Please print all of the material below, word for word.

======== SUPPLIED MATERIAL ========

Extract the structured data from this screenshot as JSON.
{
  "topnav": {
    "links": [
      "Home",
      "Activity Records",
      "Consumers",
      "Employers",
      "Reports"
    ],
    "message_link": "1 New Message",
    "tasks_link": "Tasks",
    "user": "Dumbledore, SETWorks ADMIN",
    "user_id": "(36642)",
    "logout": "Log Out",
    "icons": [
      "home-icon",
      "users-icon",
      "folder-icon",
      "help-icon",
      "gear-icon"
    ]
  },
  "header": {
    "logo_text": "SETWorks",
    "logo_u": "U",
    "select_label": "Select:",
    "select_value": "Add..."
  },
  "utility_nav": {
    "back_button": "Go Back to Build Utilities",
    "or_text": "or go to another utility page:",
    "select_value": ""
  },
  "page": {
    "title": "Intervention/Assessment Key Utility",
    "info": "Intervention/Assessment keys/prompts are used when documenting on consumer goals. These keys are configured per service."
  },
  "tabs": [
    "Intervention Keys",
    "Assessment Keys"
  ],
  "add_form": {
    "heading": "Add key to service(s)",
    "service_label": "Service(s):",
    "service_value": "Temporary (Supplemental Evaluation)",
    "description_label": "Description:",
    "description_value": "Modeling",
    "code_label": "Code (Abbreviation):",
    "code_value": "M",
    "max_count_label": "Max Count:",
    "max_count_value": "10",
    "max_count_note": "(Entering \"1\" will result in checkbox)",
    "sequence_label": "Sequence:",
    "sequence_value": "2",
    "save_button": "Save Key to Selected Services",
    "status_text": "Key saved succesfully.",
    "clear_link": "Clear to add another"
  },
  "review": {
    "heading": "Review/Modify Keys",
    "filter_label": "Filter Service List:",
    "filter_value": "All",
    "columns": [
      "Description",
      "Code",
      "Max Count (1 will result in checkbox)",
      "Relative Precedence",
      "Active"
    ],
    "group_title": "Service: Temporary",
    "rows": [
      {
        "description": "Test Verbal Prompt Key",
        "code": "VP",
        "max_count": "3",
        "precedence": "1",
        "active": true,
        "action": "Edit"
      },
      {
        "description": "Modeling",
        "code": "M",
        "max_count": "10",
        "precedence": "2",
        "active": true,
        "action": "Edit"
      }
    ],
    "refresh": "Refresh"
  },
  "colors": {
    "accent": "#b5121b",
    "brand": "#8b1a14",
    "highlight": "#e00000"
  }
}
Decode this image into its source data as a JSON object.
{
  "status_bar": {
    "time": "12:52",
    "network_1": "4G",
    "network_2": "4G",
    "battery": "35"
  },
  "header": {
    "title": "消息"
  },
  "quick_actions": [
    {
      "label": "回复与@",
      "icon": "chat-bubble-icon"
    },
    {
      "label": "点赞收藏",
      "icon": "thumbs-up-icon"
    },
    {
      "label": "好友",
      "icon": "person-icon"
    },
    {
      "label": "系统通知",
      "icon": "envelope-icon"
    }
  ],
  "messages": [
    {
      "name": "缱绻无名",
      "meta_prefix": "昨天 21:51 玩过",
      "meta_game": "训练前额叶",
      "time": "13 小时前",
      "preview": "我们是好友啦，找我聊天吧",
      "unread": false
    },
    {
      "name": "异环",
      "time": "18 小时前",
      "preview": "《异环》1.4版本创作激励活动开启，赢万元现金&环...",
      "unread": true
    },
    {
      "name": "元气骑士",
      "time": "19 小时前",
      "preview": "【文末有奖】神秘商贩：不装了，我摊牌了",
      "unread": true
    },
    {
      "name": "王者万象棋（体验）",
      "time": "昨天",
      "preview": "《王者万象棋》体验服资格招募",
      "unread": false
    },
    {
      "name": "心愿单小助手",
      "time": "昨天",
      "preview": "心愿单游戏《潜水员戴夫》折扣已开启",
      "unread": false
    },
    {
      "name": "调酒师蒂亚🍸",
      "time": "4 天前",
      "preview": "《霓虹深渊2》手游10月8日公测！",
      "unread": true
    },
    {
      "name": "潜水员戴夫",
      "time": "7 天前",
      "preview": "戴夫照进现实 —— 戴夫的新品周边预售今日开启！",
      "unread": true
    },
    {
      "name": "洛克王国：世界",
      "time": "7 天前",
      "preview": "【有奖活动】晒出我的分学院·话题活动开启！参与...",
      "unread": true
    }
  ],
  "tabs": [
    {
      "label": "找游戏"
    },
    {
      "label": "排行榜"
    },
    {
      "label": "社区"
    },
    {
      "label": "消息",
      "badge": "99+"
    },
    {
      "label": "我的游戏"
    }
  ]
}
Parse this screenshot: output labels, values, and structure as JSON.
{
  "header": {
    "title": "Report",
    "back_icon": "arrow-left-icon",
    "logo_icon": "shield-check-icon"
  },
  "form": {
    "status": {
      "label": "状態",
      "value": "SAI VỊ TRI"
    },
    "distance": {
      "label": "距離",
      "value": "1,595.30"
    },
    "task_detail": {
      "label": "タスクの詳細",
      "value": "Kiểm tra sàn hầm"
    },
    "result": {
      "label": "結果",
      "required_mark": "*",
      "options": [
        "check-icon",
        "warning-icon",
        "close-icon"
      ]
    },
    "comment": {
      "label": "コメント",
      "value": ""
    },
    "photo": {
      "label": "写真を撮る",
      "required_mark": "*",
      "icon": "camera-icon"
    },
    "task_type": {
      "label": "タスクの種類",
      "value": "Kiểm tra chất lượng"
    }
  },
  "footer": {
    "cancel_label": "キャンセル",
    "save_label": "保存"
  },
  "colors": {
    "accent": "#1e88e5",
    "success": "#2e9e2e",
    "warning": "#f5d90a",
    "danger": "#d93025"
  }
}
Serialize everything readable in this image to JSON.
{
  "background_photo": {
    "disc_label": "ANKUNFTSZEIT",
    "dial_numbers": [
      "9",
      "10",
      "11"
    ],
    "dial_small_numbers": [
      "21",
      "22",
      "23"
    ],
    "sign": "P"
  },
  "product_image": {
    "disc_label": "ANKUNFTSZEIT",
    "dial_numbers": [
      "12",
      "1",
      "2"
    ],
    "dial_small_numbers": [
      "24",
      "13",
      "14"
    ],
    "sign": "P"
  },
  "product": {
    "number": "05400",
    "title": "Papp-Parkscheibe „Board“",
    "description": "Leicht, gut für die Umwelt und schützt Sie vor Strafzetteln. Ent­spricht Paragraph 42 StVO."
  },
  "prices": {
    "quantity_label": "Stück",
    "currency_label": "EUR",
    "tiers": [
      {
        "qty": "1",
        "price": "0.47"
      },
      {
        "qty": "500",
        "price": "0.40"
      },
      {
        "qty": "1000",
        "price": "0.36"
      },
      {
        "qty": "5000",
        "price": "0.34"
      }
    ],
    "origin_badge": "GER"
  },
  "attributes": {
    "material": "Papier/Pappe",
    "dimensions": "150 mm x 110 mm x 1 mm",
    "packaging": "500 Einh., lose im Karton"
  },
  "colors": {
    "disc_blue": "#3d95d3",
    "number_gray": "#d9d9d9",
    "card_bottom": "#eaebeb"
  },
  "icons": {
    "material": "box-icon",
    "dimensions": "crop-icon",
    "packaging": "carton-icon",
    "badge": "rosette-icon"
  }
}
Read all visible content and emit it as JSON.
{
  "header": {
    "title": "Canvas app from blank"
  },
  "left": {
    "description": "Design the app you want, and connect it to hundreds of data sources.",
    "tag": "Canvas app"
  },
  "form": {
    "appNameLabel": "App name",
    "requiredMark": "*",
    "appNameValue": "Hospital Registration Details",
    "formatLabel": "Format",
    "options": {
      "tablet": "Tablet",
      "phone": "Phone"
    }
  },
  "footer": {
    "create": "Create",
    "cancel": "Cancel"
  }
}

========

WRITTEN RESPONSE:
Extract the structured data from this screenshot as JSON.
{
  "topnav": {
    "links": [
      "Home",
      "Activity Records",
      "Consumers",
      "Employers",
      "Reports"
    ],
    "message_link": "1 New Message",
    "tasks_link": "Tasks",
    "user": "Dumbledore, SETWorks ADMIN",
    "user_id": "(36642)",
    "logout": "Log Out",
    "icons": [
      "home-icon",
      "users-icon",
      "folder-icon",
      "help-icon",
      "gear-icon"
    ]
  },
  "header": {
    "logo_text": "SETWorks",
    "logo_u": "U",
    "select_label": "Select:",
    "select_value": "Add..."
  },
  "utility_nav": {
    "back_button": "Go Back to Build Utilities",
    "or_text": "or go to another utility page:",
    "select_value": ""
  },
  "page": {
    "title": "Intervention/Assessment Key Utility",
    "info": "Intervention/Assessment keys/prompts are used when documenting on consumer goals. These keys are configured per service."
  },
  "tabs": [
    "Intervention Keys",
    "Assessment Keys"
  ],
  "add_form": {
    "heading": "Add key to service(s)",
    "service_label": "Service(s):",
    "service_value": "Temporary (Supplemental Evaluation)",
    "description_label": "Description:",
    "description_value": "Modeling",
    "code_label": "Code (Abbreviation):",
    "code_value": "M",
    "max_count_label": "Max Count:",
    "max_count_value": "10",
    "max_count_note": "(Entering \"1\" will result in checkbox)",
    "sequence_label": "Sequence:",
    "sequence_value": "2",
    "save_button": "Save Key to Selected Services",
    "status_text": "Key saved succesfully.",
    "clear_link": "Clear to add another"
  },
  "review": {
    "heading": "Review/Modify Keys",
    "filter_label": "Filter Service List:",
    "filter_value": "All",
    "columns": [
      "Description",
      "Code",
      "Max Count (1 will result in checkbox)",
      "Relative Precedence",
      "Active"
    ],
    "group_title": "Service: Temporary",
    "rows": [
      {
        "description": "Test Verbal Prompt Key",
        "code": "VP",
        "max_count": "3",
        "precedence": "1",
        "active": true,
        "action": "Edit"
      },
      {
        "description": "Modeling",
        "code": "M",
        "max_count": "10",
        "precedence": "2",
        "active": true,
        "action": "Edit"
      }
    ],
    "refresh": "Refresh"
  },
  "colors": {
    "accent": "#b5121b",
    "brand": "#8b1a14",
    "highlight": "#e00000"
  }
}
Decode this image into its source data as a JSON object.
{
  "status_bar": {
    "time": "12:52",
    "network_1": "4G",
    "network_2": "4G",
    "battery": "35"
  },
  "header": {
    "title": "消息"
  },
  "quick_actions": [
    {
      "label": "回复与@",
      "icon": "chat-bubble-icon"
    },
    {
      "label": "点赞收藏",
      "icon": "thumbs-up-icon"
    },
    {
      "label": "好友",
      "icon": "person-icon"
    },
    {
      "label": "系统通知",
      "icon": "envelope-icon"
    }
  ],
  "messages": [
    {
      "name": "缱绻无名",
      "meta_prefix": "昨天 21:51 玩过",
      "meta_game": "训练前额叶",
      "time": "13 小时前",
      "preview": "我们是好友啦，找我聊天吧",
      "unread": false
    },
    {
      "name": "异环",
      "time": "18 小时前",
      "preview": "《异环》1.4版本创作激励活动开启，赢万元现金&环...",
      "unread": true
    },
    {
      "name": "元气骑士",
      "time": "19 小时前",
      "preview": "【文末有奖】神秘商贩：不装了，我摊牌了",
      "unread": true
    },
    {
      "name": "王者万象棋（体验）",
      "time": "昨天",
      "preview": "《王者万象棋》体验服资格招募",
      "unread": false
    },
    {
      "name": "心愿单小助手",
      "time": "昨天",
      "preview": "心愿单游戏《潜水员戴夫》折扣已开启",
      "unread": false
    },
    {
      "name": "调酒师蒂亚🍸",
      "time": "4 天前",
      "preview": "《霓虹深渊2》手游10月8日公测！",
      "unread": true
    },
    {
      "name": "潜水员戴夫",
      "time": "7 天前",
      "preview": "戴夫照进现实 —— 戴夫的新品周边预售今日开启！",
      "unread": true
    },
    {
      "name": "洛克王国：世界",
      "time": "7 天前",
      "preview": "【有奖活动】晒出我的分学院·话题活动开启！参与...",
      "unread": true
    }
  ],
  "tabs": [
    {
      "label": "找游戏"
    },
    {
      "label": "排行榜"
    },
    {
      "label": "社区"
    },
    {
      "label": "消息",
      "badge": "99+"
    },
    {
      "label": "我的游戏"
    }
  ]
}
Parse this screenshot: output labels, values, and structure as JSON.
{
  "header": {
    "title": "Report",
    "back_icon": "arrow-left-icon",
    "logo_icon": "shield-check-icon"
  },
  "form": {
    "status": {
      "label": "状態",
      "value": "SAI VỊ TRI"
    },
    "distance": {
      "label": "距離",
      "value": "1,595.30"
    },
    "task_detail": {
      "label": "タスクの詳細",
      "value": "Kiểm tra sàn hầm"
    },
    "result": {
      "label": "結果",
      "required_mark": "*",
      "options": [
        "check-icon",
        "warning-icon",
        "close-icon"
      ]
    },
    "comment": {
      "label": "コメント",
      "value": ""
    },
    "photo": {
      "label": "写真を撮る",
      "required_mark": "*",
      "icon": "camera-icon"
    },
    "task_type": {
      "label": "タスクの種類",
      "value": "Kiểm tra chất lượng"
    }
  },
  "footer": {
    "cancel_label": "キャンセル",
    "save_label": "保存"
  },
  "colors": {
    "accent": "#1e88e5",
    "success": "#2e9e2e",
    "warning": "#f5d90a",
    "danger": "#d93025"
  }
}
Serialize everything readable in this image to JSON.
{
  "background_photo": {
    "disc_label": "ANKUNFTSZEIT",
    "dial_numbers": [
      "9",
      "10",
      "11"
    ],
    "dial_small_numbers": [
      "21",
      "22",
      "23"
    ],
    "sign": "P"
  },
  "product_image": {
    "disc_label": "ANKUNFTSZEIT",
    "dial_numbers": [
      "12",
      "1",
      "2"
    ],
    "dial_small_numbers": [
      "24",
      "13",
      "14"
    ],
    "sign": "P"
  },
  "product": {
    "number": "05400",
    "title": "Papp-Parkscheibe „Board“",
    "description": "Leicht, gut für die Umwelt und schützt Sie vor Strafzetteln. Ent­spricht Paragraph 42 StVO."
  },
  "prices": {
    "quantity_label": "Stück",
    "currency_label": "EUR",
    "tiers": [
      {
        "qty": "1",
        "price": "0.47"
      },
      {
        "qty": "500",
        "price": "0.40"
      },
      {
        "qty": "1000",
        "price": "0.36"
      },
      {
        "qty": "5000",
        "price": "0.34"
      }
    ],
    "origin_badge": "GER"
  },
  "attributes": {
    "material": "Papier/Pappe",
    "dimensions": "150 mm x 110 mm x 1 mm",
    "packaging": "500 Einh., lose im Karton"
  },
  "colors": {
    "disc_blue": "#3d95d3",
    "number_gray": "#d9d9d9",
    "card_bottom": "#eaebeb"
  },
  "icons": {
    "material": "box-icon",
    "dimensions": "crop-icon",
    "packaging": "carton-icon",
    "badge": "rosette-icon"
  }
}
Read all visible content and emit it as JSON.
{
  "header": {
    "title": "Canvas app from blank"
  },
  "left": {
    "description": "Design the app you want, and connect it to hundreds of data sources.",
    "tag": "Canvas app"
  },
  "form": {
    "appNameLabel": "App name",
    "requiredMark": "*",
    "appNameValue": "Hospital Registration Details",
    "formatLabel": "Format",
    "options": {
      "tablet": "Tablet",
      "phone": "Phone"
    }
  },
  "footer": {
    "create": "Create",
    "cancel": "Cancel"
  }
}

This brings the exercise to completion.